Figure record listings
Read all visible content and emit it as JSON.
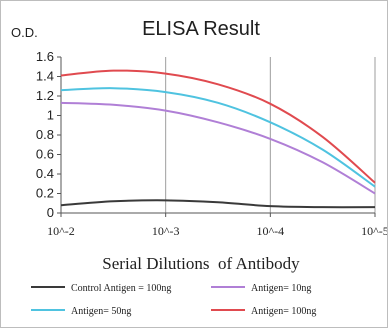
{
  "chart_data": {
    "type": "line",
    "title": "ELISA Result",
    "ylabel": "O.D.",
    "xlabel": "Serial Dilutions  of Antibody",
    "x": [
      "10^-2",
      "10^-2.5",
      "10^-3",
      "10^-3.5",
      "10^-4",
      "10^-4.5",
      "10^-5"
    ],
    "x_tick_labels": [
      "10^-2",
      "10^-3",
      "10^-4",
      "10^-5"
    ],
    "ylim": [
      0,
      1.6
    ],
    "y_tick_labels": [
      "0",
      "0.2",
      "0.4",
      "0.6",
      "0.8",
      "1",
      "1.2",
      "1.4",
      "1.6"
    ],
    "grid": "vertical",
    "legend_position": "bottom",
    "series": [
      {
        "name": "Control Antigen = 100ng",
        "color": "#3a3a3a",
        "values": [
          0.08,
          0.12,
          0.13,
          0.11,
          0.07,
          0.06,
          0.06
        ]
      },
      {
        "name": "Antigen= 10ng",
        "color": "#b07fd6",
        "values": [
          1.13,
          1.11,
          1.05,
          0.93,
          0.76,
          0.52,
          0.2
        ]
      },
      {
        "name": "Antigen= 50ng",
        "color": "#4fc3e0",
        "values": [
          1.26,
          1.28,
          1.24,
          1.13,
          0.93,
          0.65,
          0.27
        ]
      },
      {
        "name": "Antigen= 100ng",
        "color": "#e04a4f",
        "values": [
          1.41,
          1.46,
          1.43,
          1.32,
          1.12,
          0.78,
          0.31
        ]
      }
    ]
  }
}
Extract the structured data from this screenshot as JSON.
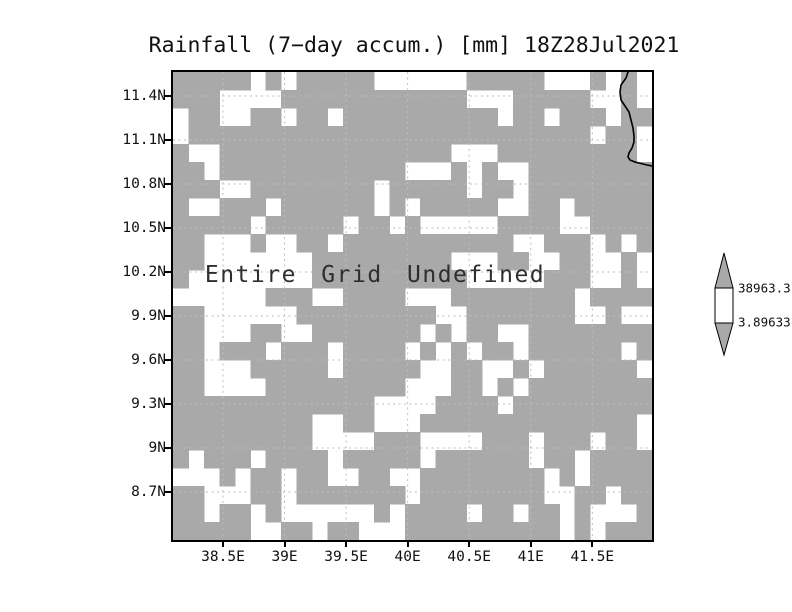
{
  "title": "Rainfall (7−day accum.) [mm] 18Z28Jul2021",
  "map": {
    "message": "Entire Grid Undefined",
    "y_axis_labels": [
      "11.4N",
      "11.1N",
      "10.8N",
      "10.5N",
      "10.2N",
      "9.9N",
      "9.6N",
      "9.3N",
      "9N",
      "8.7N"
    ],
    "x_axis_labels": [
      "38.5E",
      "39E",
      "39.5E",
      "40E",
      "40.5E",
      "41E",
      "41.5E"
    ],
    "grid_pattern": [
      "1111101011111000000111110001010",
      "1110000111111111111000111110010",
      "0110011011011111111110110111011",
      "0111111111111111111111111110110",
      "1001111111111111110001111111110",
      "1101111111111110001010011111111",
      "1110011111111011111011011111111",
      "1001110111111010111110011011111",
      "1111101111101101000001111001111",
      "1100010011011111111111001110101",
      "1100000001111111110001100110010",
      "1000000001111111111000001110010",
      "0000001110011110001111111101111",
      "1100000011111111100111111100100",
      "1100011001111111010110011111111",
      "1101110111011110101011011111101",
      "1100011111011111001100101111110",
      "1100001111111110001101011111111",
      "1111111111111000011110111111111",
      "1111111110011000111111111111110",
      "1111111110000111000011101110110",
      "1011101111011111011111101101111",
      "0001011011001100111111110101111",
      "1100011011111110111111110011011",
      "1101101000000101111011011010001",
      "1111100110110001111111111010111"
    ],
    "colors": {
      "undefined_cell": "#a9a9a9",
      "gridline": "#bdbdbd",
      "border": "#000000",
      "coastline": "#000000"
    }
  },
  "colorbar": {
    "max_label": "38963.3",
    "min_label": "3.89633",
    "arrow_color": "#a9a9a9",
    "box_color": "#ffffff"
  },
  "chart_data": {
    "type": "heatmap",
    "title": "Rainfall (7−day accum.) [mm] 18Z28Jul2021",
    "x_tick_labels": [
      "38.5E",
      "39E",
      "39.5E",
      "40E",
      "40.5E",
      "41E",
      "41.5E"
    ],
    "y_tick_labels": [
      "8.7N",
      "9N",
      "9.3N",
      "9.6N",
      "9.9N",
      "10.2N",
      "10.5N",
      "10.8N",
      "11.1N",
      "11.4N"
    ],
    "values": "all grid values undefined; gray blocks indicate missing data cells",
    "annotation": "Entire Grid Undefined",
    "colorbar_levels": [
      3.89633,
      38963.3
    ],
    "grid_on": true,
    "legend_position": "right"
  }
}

» Goal of the exercise:
Retype all the entries word for word; the pictures stay out.

» Final answer:
Read all visible content and emit it as JSON.
{
  "chart_data": {
    "type": "line",
    "title": "ELISA Result",
    "ylabel": "O.D.",
    "xlabel": "Serial Dilutions  of Antibody",
    "x": [
      "10^-2",
      "10^-2.5",
      "10^-3",
      "10^-3.5",
      "10^-4",
      "10^-4.5",
      "10^-5"
    ],
    "x_tick_labels": [
      "10^-2",
      "10^-3",
      "10^-4",
      "10^-5"
    ],
    "ylim": [
      0,
      1.6
    ],
    "y_tick_labels": [
      "0",
      "0.2",
      "0.4",
      "0.6",
      "0.8",
      "1",
      "1.2",
      "1.4",
      "1.6"
    ],
    "grid": "vertical",
    "legend_position": "bottom",
    "series": [
      {
        "name": "Control Antigen = 100ng",
        "color": "#3a3a3a",
        "values": [
          0.08,
          0.12,
          0.13,
          0.11,
          0.07,
          0.06,
          0.06
        ]
      },
      {
        "name": "Antigen= 10ng",
        "color": "#b07fd6",
        "values": [
          1.13,
          1.11,
          1.05,
          0.93,
          0.76,
          0.52,
          0.2
        ]
      },
      {
        "name": "Antigen= 50ng",
        "color": "#4fc3e0",
        "values": [
          1.26,
          1.28,
          1.24,
          1.13,
          0.93,
          0.65,
          0.27
        ]
      },
      {
        "name": "Antigen= 100ng",
        "color": "#e04a4f",
        "values": [
          1.41,
          1.46,
          1.43,
          1.32,
          1.12,
          0.78,
          0.31
        ]
      }
    ]
  }
}
Extract the structured data from this screenshot as JSON.
{
  "title": "Rainfall (7−day accum.) [mm] 18Z28Jul2021",
  "map": {
    "message": "Entire Grid Undefined",
    "y_axis_labels": [
      "11.4N",
      "11.1N",
      "10.8N",
      "10.5N",
      "10.2N",
      "9.9N",
      "9.6N",
      "9.3N",
      "9N",
      "8.7N"
    ],
    "x_axis_labels": [
      "38.5E",
      "39E",
      "39.5E",
      "40E",
      "40.5E",
      "41E",
      "41.5E"
    ],
    "grid_pattern": [
      "1111101011111000000111110001010",
      "1110000111111111111000111110010",
      "0110011011011111111110110111011",
      "0111111111111111111111111110110",
      "1001111111111111110001111111110",
      "1101111111111110001010011111111",
      "1110011111111011111011011111111",
      "1001110111111010111110011011111",
      "1111101111101101000001111001111",
      "1100010011011111111111001110101",
      "1100000001111111110001100110010",
      "1000000001111111111000001110010",
      "0000001110011110001111111101111",
      "1100000011111111100111111100100",
      "1100011001111111010110011111111",
      "1101110111011110101011011111101",
      "1100011111011111001100101111110",
      "1100001111111110001101011111111",
      "1111111111111000011110111111111",
      "1111111110011000111111111111110",
      "1111111110000111000011101110110",
      "1011101111011111011111101101111",
      "0001011011001100111111110101111",
      "1100011011111110111111110011011",
      "1101101000000101111011011010001",
      "1111100110110001111111111010111"
    ],
    "colors": {
      "undefined_cell": "#a9a9a9",
      "gridline": "#bdbdbd",
      "border": "#000000",
      "coastline": "#000000"
    }
  },
  "colorbar": {
    "max_label": "38963.3",
    "min_label": "3.89633",
    "arrow_color": "#a9a9a9",
    "box_color": "#ffffff"
  },
  "chart_data": {
    "type": "heatmap",
    "title": "Rainfall (7−day accum.) [mm] 18Z28Jul2021",
    "x_tick_labels": [
      "38.5E",
      "39E",
      "39.5E",
      "40E",
      "40.5E",
      "41E",
      "41.5E"
    ],
    "y_tick_labels": [
      "8.7N",
      "9N",
      "9.3N",
      "9.6N",
      "9.9N",
      "10.2N",
      "10.5N",
      "10.8N",
      "11.1N",
      "11.4N"
    ],
    "values": "all grid values undefined; gray blocks indicate missing data cells",
    "annotation": "Entire Grid Undefined",
    "colorbar_levels": [
      3.89633,
      38963.3
    ],
    "grid_on": true,
    "legend_position": "right"
  }
}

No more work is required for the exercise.